DOCUMENT TEXT
▬▬▬

# Some delicious copypasta!



## Diagaro (Nov 17, 2010)

This is not my work, yes i stole it from someones website. I'm still exploring the site but it seems to be more geared towards the yuppie traveler with bleach blond hair and a 300 dollar samsonite suitcase and daddys money paying there way.

I like the legitimizing of my use of hte term "tramp" I say it all the time, go a short distance or far I say I'm "on the tramp" lots of people say "what?"
fuck them too
original website here







Hobo

Hoboes is a name coined for men and women, but almost exclusively to men that travel as migrant workers or left their friends and family in the depression or after wars when there was no work for them in their home cities. They either in many ways left to go look for a job or just to avoid the stress and strains of life in a family where they could no support their families because there was no jobs. They would maybe jump on a train, and ride in a boxcar to the next city to find a temporary job where they was building a large building, or some other temporary job like picking strawberries for the season.

Hoboes do not like to be labeled or to have people talk for them, they are an independent lot and they really do not fit into an categories. The ones that actually call themselves Hoboes have a sort of code of the road that they adhere to or are aware of, and this code is some ways enforced or not enforced. The Hobo is penniless and poor, and lives by his or her wits from a day to day existence and the future is not important because they have to normally make the cheap choice, and not the best choice. They are pragmatic and accept the reality that they are not rich and they must accept the way they must travel from place to place.

There is a love of Hoboes for the trains. Train hopping is almost synonymous with being a Hobo and although there is no hard cored connection that says a Hobo must travel by train, it is the customary or common way for a Hobo to travel. In the early years of transportation in the USA the easiest, quickest, and most convenient way to travel was by rail so there became a Hobo culture that had its community centered around the trains and living close to the railway. They would set up camps close to train tracks and live in these camps waiting for the next train, or working at a local job, and ready to leave whenever they heard the sound of the train whistle.

Life for the Hobo was harsh, and brutal in many ways, it was not the life for the weak of will, or the person that could not tolerate some bad conditions. They did what they had to do to survive and this was not always the best of ways. A Hobo was in many ways a good family man that ran astray and did not know how to compete in the world of normal jobs, and especially when the ravages of war or the depression took away their jobs, and threw them into the road. So there is a resourcefulness to the idea of being a Hobo that says you will survive by doing what you have to do.

Hoboes were both loved and hated by people. Maybe there is the "but for the grace of God, there goes I" mentality, and back to the basic idea of human nature. People take care of each other in the end. If the time really get bad, and there is a common bound of misery, or poverty people can share, but they can also be cruel and mean. Life is not always so good for the Hobo, you do not just fit in like the rest of the people, and how do you ever get up to normal standards of the community by getting a good shower, a clean bed and cloths when you are living in boxcars or traveling for days, and the last meal you had was not remembered clearly.

▬▬▬

OBJECTIVES
1. Answer these about the hobo post, each on its own line:
(a) On what date was the post made?
(b) Which term does the poster say they use all the time?
(c) What sound made the hoboes in the camps ready to leave?
2. In the hobo post, which words describe rail travel in the early years of transportation in the USA?
3. Retype the stretch of the hobo post from "This is not" through "paying there way.".

INFORMATION PROVIDED
▬▬▬

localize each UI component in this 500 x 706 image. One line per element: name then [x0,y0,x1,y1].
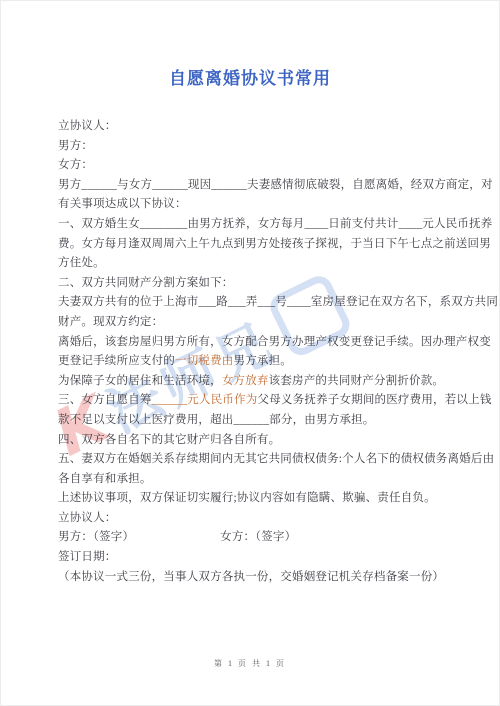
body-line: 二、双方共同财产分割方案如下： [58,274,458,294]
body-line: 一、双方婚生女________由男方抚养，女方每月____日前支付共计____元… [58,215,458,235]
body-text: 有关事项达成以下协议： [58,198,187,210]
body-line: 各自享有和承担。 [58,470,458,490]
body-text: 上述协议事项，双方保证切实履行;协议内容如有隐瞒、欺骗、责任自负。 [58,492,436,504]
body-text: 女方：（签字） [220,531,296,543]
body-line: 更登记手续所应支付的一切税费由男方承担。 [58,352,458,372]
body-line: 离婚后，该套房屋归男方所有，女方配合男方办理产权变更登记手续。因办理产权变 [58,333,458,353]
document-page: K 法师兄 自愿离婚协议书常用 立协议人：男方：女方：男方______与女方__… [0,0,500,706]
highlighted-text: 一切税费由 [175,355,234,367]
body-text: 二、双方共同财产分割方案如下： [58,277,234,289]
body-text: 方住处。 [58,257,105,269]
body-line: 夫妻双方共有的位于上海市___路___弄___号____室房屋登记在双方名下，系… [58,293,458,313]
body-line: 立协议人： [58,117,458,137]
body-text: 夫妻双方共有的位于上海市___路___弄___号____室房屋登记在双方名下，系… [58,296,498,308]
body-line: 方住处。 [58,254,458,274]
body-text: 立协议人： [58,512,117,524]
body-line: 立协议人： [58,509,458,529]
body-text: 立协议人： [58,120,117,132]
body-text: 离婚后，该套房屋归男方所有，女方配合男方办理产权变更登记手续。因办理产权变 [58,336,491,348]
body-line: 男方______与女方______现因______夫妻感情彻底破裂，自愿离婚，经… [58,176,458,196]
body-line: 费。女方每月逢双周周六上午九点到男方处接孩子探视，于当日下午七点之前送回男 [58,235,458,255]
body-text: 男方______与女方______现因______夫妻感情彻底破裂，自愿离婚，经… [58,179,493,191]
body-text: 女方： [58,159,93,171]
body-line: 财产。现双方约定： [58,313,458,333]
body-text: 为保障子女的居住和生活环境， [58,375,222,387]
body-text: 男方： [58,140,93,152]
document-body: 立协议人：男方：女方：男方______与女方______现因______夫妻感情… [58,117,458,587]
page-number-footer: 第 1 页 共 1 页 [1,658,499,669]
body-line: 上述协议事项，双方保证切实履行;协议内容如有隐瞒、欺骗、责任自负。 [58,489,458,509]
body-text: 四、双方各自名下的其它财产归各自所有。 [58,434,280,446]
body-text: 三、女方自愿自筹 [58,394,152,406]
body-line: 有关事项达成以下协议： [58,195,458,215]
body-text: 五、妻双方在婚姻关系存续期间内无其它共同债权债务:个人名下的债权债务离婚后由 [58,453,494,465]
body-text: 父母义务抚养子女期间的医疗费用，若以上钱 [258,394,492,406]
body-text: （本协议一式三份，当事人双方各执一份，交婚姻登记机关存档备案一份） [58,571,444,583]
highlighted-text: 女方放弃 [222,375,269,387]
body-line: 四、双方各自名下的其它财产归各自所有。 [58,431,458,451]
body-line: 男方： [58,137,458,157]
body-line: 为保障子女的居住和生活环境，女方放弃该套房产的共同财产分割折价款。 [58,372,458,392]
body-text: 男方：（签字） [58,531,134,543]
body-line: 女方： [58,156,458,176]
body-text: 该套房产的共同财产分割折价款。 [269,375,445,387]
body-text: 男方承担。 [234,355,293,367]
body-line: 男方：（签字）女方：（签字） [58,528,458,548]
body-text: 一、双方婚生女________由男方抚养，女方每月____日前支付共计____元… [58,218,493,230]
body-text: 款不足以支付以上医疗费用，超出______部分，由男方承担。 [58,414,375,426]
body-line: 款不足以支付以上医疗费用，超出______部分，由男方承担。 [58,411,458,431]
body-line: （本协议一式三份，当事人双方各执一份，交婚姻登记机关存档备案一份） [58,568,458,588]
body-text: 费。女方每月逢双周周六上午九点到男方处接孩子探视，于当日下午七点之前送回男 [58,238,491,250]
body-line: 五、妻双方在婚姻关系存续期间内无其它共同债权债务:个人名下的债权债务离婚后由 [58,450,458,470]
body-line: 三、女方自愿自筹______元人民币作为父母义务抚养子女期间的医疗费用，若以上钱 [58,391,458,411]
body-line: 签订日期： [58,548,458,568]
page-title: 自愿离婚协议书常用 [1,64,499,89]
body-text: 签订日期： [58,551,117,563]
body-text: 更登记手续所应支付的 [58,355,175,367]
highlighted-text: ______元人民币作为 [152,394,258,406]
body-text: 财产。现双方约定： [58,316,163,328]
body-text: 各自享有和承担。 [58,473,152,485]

▬▬▬

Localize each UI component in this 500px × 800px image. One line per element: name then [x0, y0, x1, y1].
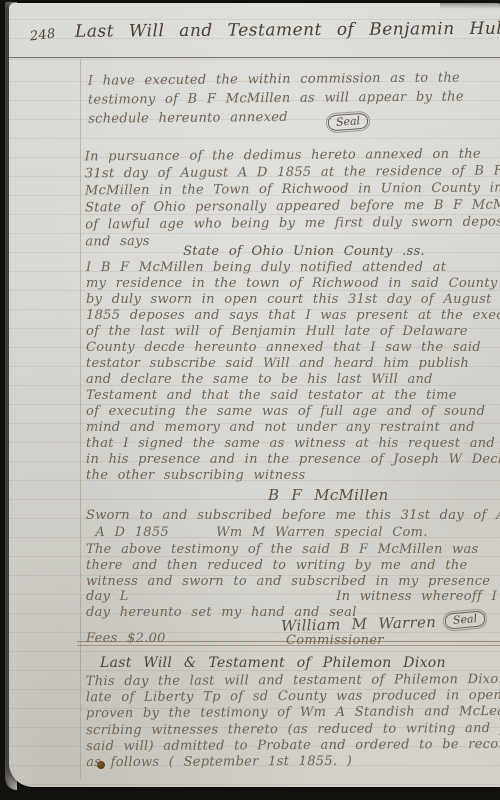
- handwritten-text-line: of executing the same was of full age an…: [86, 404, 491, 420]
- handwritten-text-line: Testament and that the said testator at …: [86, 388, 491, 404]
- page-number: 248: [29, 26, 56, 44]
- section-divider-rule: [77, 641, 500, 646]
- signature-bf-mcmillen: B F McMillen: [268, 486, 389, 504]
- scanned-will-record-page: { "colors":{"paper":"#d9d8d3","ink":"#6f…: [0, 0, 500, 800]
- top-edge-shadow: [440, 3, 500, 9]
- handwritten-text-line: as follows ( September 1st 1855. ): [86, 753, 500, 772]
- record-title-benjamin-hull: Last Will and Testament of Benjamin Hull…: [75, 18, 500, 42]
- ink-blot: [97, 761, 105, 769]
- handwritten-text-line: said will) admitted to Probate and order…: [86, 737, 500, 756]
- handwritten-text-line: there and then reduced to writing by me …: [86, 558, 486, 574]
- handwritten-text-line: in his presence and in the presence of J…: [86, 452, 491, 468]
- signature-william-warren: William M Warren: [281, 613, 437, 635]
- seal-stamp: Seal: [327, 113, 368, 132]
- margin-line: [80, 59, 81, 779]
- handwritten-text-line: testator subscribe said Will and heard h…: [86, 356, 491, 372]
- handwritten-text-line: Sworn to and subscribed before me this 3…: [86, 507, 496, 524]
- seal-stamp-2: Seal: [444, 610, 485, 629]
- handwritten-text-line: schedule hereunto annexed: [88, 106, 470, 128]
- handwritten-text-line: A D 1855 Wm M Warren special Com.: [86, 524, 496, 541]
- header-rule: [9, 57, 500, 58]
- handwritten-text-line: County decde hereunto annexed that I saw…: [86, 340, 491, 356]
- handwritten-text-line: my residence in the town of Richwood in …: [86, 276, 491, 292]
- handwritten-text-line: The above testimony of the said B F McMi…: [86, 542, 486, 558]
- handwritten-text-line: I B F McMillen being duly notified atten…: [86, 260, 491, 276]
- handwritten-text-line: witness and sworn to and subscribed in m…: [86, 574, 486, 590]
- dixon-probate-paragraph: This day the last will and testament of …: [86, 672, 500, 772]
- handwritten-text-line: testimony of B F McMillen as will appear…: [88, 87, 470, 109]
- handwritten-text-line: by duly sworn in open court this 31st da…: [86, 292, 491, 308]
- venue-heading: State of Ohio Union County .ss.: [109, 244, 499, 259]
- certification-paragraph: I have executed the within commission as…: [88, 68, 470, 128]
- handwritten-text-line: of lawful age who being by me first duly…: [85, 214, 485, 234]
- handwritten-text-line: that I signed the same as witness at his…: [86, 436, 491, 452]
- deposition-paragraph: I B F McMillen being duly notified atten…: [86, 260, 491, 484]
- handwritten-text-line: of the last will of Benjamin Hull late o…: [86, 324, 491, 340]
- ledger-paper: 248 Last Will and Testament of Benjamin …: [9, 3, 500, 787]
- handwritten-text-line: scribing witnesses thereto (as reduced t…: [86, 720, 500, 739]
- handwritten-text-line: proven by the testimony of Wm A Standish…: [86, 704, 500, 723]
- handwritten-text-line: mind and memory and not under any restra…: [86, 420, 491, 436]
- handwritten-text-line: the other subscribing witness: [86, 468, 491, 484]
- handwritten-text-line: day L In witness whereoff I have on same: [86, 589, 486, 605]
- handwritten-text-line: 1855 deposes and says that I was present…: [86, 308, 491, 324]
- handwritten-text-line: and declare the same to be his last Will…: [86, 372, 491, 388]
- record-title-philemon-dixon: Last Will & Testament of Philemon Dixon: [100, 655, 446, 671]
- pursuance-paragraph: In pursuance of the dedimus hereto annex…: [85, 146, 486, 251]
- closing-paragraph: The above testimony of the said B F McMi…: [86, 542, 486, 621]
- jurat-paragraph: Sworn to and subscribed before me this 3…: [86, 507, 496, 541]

▬▬▬

EXPECTED OUTPUTS
1.
(a) Nov 17, 2010
(b) "Tramp"
(c) The sound of the train whistle

2. Easiest, quickest, and most convenient

3.
This is not my work, yes i stole it from someones website. I'm still exploring the site but it seems to be more geared towards the yuppie traveler with bleach blond hair and a 300 dollar samsonite suitcase and daddys money paying there way.